→ **The records**
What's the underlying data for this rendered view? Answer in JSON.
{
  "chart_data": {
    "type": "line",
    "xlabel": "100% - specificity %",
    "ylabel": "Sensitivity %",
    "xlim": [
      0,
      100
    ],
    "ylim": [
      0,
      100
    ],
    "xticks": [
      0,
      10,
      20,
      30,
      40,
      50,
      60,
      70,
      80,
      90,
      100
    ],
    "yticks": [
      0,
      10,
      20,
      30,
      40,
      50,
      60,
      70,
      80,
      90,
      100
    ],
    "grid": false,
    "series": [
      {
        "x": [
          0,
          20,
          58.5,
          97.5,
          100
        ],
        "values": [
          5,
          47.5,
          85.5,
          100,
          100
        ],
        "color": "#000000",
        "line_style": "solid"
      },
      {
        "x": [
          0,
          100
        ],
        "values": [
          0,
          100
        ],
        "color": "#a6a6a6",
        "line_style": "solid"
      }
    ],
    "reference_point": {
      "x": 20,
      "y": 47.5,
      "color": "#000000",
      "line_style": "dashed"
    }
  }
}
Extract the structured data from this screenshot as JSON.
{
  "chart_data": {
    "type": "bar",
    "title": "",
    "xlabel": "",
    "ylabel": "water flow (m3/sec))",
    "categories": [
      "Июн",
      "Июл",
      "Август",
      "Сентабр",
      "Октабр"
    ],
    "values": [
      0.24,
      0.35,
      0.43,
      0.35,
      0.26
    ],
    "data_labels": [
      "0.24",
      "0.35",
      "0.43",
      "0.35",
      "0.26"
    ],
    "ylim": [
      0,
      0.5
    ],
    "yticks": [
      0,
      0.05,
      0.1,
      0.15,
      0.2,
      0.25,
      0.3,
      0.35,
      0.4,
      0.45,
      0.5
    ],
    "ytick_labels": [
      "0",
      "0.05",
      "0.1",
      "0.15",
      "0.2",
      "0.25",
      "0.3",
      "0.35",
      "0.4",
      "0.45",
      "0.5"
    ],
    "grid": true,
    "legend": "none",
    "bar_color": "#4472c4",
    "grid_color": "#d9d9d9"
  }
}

→ **To do**
Your task is to retype all of the records exactly.

→ **Solution for this exercise**
What's the underlying data for this rendered view? Answer in JSON.
{
  "chart_data": {
    "type": "line",
    "xlabel": "100% - specificity %",
    "ylabel": "Sensitivity %",
    "xlim": [
      0,
      100
    ],
    "ylim": [
      0,
      100
    ],
    "xticks": [
      0,
      10,
      20,
      30,
      40,
      50,
      60,
      70,
      80,
      90,
      100
    ],
    "yticks": [
      0,
      10,
      20,
      30,
      40,
      50,
      60,
      70,
      80,
      90,
      100
    ],
    "grid": false,
    "series": [
      {
        "x": [
          0,
          20,
          58.5,
          97.5,
          100
        ],
        "values": [
          5,
          47.5,
          85.5,
          100,
          100
        ],
        "color": "#000000",
        "line_style": "solid"
      },
      {
        "x": [
          0,
          100
        ],
        "values": [
          0,
          100
        ],
        "color": "#a6a6a6",
        "line_style": "solid"
      }
    ],
    "reference_point": {
      "x": 20,
      "y": 47.5,
      "color": "#000000",
      "line_style": "dashed"
    }
  }
}
Extract the structured data from this screenshot as JSON.
{
  "chart_data": {
    "type": "bar",
    "title": "",
    "xlabel": "",
    "ylabel": "water flow (m3/sec))",
    "categories": [
      "Июн",
      "Июл",
      "Август",
      "Сентабр",
      "Октабр"
    ],
    "values": [
      0.24,
      0.35,
      0.43,
      0.35,
      0.26
    ],
    "data_labels": [
      "0.24",
      "0.35",
      "0.43",
      "0.35",
      "0.26"
    ],
    "ylim": [
      0,
      0.5
    ],
    "yticks": [
      0,
      0.05,
      0.1,
      0.15,
      0.2,
      0.25,
      0.3,
      0.35,
      0.4,
      0.45,
      0.5
    ],
    "ytick_labels": [
      "0",
      "0.05",
      "0.1",
      "0.15",
      "0.2",
      "0.25",
      "0.3",
      "0.35",
      "0.4",
      "0.45",
      "0.5"
    ],
    "grid": true,
    "legend": "none",
    "bar_color": "#4472c4",
    "grid_color": "#d9d9d9"
  }
}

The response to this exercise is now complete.